Scan the material that follows. Copy every line containing the word "golden".

##### STORED ROWS

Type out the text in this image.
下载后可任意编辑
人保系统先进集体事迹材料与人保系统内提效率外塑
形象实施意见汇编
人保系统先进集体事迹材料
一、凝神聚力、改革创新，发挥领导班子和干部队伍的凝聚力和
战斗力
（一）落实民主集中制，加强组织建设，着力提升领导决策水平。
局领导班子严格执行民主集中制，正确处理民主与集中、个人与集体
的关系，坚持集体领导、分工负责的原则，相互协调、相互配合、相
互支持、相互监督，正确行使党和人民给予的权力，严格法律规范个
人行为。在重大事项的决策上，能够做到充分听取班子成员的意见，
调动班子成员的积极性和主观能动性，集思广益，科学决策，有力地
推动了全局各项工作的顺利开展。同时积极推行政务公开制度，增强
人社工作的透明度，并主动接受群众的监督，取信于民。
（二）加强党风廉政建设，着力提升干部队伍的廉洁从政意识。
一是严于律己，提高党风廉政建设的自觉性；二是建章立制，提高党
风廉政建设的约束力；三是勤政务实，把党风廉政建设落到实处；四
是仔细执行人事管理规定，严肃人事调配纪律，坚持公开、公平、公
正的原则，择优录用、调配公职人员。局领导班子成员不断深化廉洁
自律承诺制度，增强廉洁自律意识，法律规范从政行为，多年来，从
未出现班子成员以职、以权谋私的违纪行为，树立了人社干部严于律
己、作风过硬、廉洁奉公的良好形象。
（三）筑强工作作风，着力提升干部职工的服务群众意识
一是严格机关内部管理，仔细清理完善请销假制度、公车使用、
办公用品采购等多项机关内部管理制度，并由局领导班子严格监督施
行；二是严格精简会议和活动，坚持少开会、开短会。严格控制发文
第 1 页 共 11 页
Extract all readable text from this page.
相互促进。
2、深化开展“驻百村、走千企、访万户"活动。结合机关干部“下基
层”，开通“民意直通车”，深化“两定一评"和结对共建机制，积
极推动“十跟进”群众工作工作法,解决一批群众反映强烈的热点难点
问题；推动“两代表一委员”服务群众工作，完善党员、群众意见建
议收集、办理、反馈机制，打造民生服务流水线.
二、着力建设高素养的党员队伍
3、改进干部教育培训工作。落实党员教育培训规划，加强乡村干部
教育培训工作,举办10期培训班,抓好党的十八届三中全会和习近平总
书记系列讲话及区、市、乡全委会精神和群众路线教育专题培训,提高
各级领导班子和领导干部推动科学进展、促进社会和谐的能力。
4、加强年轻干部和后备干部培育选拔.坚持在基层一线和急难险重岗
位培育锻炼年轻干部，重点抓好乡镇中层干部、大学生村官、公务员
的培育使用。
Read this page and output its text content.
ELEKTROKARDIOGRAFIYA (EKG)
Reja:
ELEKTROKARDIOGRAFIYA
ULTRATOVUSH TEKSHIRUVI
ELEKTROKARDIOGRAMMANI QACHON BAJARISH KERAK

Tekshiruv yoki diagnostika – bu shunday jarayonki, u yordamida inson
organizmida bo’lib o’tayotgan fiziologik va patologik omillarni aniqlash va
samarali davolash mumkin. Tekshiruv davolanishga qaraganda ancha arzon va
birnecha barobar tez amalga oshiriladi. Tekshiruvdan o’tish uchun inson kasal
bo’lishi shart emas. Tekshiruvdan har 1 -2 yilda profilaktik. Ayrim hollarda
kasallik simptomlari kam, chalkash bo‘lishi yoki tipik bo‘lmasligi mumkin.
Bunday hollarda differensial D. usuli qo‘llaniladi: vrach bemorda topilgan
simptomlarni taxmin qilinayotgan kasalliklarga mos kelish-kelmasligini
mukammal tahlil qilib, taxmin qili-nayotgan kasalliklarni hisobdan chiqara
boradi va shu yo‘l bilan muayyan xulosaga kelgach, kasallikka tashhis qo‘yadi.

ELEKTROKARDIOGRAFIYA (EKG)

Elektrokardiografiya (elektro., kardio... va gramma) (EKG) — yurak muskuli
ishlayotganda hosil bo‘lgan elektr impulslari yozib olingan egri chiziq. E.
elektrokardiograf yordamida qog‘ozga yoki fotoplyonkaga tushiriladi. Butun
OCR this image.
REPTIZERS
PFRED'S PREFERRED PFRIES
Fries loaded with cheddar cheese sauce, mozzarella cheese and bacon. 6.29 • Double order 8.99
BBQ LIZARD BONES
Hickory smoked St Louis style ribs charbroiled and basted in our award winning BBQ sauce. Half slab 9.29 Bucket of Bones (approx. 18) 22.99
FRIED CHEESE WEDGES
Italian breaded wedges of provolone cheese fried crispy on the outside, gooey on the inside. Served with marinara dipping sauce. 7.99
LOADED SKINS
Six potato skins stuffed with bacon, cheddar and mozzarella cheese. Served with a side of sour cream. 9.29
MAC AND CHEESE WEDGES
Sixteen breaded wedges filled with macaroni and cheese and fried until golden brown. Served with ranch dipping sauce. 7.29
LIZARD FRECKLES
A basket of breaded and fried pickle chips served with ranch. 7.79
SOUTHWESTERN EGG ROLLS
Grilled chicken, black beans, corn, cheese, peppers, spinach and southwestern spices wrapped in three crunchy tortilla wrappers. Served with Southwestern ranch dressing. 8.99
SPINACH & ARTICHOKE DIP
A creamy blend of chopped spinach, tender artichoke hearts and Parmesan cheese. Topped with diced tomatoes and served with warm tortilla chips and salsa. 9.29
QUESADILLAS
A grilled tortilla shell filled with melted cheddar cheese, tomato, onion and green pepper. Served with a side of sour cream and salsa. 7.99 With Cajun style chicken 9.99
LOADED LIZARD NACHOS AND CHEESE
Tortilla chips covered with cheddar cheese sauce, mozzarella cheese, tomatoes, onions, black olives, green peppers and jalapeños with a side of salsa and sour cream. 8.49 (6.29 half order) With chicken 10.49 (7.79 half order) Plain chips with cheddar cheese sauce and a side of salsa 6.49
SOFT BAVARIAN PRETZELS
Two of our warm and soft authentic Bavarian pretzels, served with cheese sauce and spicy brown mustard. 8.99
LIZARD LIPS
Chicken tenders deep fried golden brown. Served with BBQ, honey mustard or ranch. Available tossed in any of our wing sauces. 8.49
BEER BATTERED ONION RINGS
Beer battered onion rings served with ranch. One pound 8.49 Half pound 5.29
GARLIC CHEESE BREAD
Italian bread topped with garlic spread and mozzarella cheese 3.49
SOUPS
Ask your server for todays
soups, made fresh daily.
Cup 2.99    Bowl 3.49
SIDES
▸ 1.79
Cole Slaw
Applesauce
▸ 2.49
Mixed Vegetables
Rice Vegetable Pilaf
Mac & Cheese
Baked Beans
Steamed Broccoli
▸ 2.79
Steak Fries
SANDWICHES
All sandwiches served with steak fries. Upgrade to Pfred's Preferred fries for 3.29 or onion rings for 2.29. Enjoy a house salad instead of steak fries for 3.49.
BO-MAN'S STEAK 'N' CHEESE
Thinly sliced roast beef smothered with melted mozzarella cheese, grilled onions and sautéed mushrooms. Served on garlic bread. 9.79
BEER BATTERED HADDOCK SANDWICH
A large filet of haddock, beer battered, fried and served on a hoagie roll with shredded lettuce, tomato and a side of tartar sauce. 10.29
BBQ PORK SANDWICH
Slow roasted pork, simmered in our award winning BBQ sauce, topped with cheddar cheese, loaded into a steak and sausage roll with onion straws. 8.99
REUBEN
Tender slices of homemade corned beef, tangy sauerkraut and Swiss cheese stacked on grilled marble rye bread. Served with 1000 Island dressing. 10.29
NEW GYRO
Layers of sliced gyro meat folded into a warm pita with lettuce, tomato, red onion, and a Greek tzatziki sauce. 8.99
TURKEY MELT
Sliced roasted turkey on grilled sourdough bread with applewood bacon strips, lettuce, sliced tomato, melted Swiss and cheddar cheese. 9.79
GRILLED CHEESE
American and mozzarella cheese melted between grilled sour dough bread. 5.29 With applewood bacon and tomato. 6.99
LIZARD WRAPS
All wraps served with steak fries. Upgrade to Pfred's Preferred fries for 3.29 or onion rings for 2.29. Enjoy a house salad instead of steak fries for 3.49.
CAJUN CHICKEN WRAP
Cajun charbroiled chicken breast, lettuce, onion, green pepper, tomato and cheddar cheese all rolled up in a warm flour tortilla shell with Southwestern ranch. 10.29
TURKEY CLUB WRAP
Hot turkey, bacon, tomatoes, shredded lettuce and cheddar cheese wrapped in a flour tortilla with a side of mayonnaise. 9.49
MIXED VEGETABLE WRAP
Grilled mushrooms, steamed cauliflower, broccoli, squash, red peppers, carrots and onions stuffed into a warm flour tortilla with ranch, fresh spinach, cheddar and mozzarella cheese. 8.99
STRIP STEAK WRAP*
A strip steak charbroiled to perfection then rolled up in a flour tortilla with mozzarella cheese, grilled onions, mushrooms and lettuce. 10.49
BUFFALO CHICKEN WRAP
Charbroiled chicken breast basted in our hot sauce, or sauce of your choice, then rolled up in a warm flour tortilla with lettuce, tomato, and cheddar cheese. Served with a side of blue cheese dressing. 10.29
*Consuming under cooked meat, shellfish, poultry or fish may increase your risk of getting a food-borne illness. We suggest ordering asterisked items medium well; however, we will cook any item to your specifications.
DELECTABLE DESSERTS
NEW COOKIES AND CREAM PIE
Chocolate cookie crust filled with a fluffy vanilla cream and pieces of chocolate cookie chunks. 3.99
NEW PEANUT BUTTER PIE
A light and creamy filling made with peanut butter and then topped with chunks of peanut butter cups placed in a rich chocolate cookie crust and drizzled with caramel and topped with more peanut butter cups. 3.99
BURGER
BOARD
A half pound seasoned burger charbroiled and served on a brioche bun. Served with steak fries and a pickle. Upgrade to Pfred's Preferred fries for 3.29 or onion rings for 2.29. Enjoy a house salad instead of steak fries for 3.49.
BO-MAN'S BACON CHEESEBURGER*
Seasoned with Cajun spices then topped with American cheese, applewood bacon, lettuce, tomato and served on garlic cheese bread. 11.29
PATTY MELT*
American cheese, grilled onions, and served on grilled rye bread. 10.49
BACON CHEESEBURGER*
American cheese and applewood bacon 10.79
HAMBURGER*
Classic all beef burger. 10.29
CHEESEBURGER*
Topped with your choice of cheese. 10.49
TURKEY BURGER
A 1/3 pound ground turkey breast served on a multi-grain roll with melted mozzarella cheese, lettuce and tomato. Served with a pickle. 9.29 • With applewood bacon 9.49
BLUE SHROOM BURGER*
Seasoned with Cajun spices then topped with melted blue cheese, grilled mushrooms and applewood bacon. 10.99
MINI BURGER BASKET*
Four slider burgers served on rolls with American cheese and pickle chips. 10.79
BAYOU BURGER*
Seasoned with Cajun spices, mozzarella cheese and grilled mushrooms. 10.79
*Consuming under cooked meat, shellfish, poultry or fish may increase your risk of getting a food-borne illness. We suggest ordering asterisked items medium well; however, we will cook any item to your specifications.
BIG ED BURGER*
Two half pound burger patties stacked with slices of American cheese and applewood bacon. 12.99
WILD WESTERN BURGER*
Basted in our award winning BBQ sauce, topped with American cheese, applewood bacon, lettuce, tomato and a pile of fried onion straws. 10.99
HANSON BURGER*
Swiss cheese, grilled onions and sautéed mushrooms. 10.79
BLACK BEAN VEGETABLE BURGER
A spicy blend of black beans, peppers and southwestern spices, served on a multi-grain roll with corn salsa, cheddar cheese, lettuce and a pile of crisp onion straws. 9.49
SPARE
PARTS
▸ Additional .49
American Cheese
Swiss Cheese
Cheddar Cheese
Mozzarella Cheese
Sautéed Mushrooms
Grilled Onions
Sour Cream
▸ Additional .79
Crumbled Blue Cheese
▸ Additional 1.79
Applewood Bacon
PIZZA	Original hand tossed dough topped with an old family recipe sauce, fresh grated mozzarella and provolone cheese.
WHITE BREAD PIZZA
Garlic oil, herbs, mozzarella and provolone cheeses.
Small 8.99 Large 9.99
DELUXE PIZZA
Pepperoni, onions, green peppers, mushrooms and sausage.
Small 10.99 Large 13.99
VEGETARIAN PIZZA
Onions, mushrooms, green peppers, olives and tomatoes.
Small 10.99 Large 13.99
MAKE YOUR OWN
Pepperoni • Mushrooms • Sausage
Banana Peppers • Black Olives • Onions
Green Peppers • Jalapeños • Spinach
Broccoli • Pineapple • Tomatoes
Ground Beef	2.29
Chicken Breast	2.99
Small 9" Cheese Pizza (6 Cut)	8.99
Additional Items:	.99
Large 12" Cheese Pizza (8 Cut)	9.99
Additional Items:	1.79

##########

FULL RESPONSE:
Sixteen breaded wedges filled with macaroni and cheese and fried until golden brown. Served with ranch dipping sauce. 7.29
Chicken tenders deep fried golden brown. Served with BBQ, honey mustard or ranch. Available tossed in any of our wing sauces. 8.49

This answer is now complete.